Exercise task.
From the listing below, return each line that includes "USART".

Record list.
■ ■ ■ ■ ■ ■ ■

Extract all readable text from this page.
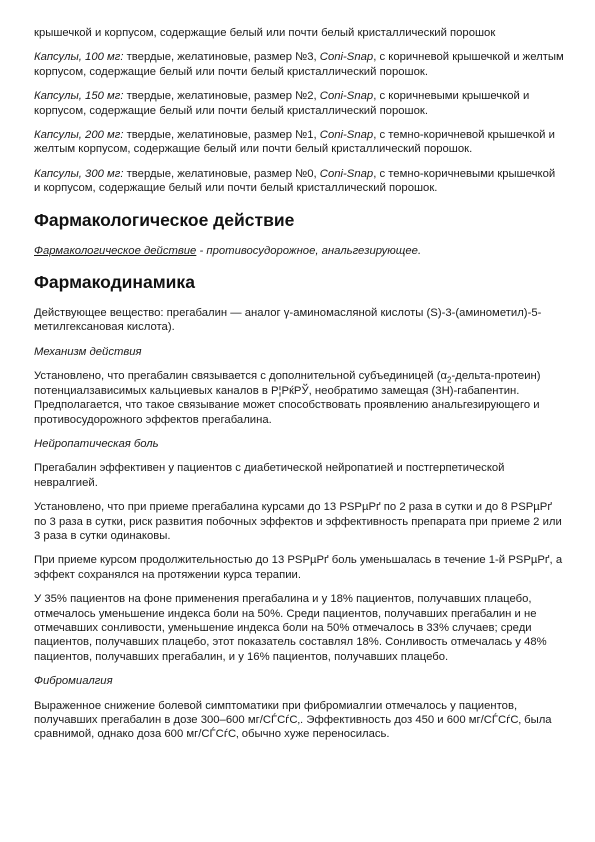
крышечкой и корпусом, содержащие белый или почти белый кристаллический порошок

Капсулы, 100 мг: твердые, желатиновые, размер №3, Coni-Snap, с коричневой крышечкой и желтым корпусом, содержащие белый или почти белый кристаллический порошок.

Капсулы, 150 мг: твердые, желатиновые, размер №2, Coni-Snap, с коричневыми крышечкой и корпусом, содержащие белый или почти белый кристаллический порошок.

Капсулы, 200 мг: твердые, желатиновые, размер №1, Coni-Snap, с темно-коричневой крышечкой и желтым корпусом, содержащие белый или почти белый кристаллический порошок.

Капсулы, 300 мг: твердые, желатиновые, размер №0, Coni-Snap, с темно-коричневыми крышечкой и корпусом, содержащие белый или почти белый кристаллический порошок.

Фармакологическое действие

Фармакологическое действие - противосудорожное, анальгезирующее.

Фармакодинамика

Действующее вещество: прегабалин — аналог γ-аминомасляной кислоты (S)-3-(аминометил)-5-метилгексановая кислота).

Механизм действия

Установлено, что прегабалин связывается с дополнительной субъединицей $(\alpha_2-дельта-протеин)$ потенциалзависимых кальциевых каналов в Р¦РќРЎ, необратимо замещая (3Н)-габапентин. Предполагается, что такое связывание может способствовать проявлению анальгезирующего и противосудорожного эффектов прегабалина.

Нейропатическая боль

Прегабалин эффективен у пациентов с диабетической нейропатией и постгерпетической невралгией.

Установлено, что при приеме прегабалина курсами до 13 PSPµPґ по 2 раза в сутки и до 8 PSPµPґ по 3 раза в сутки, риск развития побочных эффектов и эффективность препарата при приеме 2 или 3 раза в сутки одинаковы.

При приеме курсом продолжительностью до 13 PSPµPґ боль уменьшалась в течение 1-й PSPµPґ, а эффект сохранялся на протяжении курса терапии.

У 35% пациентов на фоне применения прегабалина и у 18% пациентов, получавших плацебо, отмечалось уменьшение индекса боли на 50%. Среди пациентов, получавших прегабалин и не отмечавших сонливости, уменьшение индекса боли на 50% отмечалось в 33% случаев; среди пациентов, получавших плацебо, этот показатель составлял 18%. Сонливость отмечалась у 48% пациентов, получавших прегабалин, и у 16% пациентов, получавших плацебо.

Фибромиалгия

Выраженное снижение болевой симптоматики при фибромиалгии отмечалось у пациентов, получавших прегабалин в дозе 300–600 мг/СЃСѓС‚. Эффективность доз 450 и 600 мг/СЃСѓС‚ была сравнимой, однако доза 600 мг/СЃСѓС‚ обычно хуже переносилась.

■ ■ ■ ■ ■ ■ ■

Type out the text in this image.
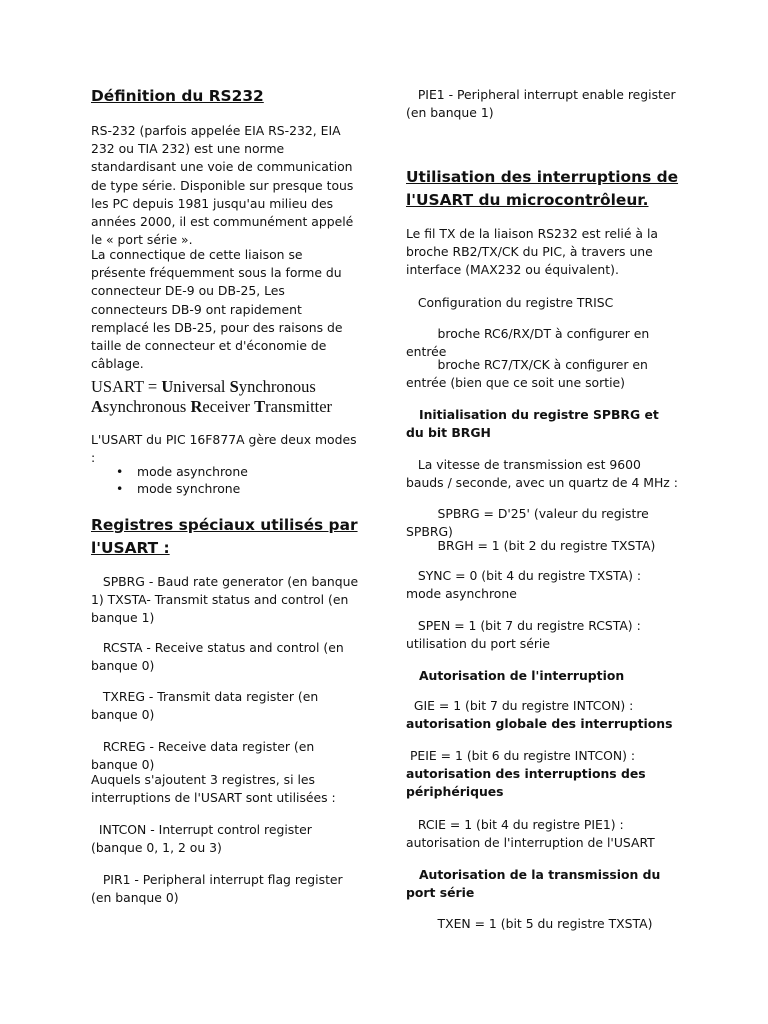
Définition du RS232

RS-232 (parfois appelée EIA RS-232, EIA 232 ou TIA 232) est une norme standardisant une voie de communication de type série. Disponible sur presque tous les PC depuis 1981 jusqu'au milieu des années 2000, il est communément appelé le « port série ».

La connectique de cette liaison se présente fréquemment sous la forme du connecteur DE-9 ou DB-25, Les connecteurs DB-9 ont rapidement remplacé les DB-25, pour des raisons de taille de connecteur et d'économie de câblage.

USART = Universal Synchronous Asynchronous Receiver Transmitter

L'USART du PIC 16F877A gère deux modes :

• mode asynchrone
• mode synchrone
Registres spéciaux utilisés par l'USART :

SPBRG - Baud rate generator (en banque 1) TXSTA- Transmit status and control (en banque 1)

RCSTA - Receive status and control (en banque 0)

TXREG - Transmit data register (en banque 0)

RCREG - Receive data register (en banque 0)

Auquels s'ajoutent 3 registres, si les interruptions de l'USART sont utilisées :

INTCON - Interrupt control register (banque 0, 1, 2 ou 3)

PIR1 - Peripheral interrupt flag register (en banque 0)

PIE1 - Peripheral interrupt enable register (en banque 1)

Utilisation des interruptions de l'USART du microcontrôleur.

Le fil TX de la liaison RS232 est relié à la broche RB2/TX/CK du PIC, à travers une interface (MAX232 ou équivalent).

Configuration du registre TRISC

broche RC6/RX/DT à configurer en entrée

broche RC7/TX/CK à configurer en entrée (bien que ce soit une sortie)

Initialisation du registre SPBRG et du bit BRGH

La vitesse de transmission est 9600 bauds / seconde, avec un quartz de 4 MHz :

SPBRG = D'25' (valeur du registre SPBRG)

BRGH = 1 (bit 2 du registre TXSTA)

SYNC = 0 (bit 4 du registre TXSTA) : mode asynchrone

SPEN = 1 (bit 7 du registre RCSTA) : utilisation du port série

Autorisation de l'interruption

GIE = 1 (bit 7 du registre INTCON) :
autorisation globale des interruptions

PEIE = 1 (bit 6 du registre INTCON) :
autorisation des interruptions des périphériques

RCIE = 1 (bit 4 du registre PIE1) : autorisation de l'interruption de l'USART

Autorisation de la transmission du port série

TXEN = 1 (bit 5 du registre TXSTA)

■ ■ ■ ■ ■ ■ ■

Right answer.
USART = Universal Synchronous Asynchronous Receiver Transmitter
L'USART du PIC 16F877A gère deux modes :
Registres spéciaux utilisés par l'USART :
Auquels s'ajoutent 3 registres, si les interruptions de l'USART sont utilisées :
Utilisation des interruptions de l'USART du microcontrôleur.
RCIE = 1 (bit 4 du registre PIE1) : autorisation de l'interruption de l'USART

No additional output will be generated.